* WORK TO BE COMPLETED
Where a line holds "dollars", copy it.

* RECORDS SUPPLIED
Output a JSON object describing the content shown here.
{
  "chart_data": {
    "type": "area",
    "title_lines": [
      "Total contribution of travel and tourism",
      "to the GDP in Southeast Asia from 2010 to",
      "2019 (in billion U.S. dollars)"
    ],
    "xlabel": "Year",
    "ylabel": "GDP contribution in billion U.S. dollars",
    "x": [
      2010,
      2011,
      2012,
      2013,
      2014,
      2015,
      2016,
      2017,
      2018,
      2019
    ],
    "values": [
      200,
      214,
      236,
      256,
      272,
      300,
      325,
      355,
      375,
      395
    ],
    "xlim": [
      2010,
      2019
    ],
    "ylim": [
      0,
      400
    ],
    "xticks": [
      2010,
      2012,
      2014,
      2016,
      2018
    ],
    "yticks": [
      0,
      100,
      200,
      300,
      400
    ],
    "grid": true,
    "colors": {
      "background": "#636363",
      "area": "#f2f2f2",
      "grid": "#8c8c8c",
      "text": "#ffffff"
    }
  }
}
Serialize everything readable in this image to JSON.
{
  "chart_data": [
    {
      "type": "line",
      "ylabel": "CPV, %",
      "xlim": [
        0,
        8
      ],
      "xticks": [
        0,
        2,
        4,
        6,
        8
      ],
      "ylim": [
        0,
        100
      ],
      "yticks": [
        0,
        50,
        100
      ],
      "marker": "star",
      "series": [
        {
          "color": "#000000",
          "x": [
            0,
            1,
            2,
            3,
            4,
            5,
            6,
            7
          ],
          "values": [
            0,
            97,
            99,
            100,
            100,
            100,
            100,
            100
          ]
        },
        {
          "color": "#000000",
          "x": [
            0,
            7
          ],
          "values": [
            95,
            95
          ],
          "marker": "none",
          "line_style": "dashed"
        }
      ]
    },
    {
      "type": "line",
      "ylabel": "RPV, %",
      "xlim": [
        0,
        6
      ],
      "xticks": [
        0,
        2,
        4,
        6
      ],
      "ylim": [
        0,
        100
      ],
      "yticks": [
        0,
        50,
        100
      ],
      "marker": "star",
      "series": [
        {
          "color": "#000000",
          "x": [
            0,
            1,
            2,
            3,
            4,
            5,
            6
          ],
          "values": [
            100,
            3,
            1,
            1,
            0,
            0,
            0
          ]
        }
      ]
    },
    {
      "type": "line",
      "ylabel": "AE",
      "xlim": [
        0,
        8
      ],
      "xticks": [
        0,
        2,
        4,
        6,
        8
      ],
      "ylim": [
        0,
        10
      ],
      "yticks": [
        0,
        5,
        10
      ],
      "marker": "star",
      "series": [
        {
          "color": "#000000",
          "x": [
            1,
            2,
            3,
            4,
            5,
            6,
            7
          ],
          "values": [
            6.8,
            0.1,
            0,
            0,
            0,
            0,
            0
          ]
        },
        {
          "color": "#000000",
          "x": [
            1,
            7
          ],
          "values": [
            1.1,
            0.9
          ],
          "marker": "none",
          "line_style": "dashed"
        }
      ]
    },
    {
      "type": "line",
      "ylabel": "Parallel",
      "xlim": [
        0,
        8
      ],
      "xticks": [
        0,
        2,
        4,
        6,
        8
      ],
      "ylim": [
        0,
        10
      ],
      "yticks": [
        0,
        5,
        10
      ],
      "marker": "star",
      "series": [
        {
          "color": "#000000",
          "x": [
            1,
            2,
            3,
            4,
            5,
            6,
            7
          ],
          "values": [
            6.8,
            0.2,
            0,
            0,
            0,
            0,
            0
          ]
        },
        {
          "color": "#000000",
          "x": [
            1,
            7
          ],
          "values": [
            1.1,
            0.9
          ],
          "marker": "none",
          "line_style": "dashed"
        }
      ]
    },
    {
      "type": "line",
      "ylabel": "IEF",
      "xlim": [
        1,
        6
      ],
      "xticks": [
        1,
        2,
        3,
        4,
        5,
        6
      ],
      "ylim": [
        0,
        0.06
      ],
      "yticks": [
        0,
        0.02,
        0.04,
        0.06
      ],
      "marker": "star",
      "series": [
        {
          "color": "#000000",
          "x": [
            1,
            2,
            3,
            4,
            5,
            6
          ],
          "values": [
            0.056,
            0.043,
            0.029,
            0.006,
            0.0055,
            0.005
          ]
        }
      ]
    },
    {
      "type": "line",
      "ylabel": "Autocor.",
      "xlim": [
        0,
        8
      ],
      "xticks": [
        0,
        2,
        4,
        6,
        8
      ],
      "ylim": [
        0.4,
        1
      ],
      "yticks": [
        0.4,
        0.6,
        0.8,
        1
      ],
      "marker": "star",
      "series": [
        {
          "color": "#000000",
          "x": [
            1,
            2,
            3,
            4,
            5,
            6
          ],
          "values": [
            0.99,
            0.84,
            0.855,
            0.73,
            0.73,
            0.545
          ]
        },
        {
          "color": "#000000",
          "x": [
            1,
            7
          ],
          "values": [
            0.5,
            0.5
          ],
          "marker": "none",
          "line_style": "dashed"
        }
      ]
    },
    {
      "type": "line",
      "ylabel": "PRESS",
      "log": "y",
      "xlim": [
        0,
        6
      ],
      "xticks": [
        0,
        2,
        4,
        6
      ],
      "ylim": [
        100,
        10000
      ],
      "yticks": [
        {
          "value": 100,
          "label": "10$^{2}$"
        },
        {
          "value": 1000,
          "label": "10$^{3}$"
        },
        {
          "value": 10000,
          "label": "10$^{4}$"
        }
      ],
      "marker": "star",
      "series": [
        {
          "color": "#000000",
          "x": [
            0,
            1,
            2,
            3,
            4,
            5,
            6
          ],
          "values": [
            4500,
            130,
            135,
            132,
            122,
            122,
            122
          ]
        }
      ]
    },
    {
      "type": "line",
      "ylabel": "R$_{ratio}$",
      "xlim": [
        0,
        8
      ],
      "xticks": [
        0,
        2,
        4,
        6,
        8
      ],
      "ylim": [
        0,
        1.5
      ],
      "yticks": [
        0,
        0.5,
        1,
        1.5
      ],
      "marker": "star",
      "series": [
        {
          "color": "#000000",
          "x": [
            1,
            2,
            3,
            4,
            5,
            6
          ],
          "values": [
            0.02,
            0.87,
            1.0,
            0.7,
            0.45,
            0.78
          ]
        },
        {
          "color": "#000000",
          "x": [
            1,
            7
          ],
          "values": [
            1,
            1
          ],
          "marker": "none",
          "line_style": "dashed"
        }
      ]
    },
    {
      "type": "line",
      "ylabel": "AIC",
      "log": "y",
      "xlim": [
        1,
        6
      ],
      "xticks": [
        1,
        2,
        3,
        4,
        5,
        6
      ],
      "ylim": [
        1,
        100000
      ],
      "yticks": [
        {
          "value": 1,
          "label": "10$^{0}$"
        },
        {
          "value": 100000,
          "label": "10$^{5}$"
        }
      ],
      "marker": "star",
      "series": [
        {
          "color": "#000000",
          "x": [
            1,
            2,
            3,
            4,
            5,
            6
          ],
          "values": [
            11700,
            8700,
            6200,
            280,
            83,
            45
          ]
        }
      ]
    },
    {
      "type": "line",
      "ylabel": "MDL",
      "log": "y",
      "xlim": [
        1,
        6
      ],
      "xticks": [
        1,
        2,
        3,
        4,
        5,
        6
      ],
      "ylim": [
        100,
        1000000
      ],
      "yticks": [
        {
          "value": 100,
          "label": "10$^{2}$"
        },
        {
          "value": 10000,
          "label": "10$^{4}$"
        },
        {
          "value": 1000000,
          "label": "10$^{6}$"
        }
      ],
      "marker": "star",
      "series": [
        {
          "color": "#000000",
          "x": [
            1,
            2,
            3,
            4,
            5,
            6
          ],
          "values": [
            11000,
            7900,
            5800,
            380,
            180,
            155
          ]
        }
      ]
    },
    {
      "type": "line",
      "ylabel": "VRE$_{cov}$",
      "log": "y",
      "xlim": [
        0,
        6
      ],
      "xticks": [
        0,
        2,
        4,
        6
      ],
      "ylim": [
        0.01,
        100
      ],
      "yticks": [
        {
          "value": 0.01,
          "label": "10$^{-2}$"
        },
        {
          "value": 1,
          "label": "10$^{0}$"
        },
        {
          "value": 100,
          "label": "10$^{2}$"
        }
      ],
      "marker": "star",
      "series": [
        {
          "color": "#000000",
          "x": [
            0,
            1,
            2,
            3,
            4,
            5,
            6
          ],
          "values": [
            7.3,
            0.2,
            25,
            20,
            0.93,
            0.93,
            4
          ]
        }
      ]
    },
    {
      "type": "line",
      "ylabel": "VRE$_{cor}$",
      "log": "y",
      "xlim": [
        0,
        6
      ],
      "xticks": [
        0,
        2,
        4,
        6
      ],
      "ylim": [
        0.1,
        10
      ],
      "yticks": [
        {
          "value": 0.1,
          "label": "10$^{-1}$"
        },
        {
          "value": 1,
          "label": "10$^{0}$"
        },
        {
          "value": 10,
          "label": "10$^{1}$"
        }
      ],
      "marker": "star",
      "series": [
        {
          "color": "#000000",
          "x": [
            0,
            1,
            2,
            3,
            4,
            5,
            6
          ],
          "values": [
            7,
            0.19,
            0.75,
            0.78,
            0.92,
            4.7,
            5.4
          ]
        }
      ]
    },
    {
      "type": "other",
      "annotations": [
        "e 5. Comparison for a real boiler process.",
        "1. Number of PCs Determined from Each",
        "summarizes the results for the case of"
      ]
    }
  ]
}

* PROBLEM SOLUTION
      "2019 (in billion U.S. dollars)"
    "ylabel": "GDP contribution in billion U.S. dollars",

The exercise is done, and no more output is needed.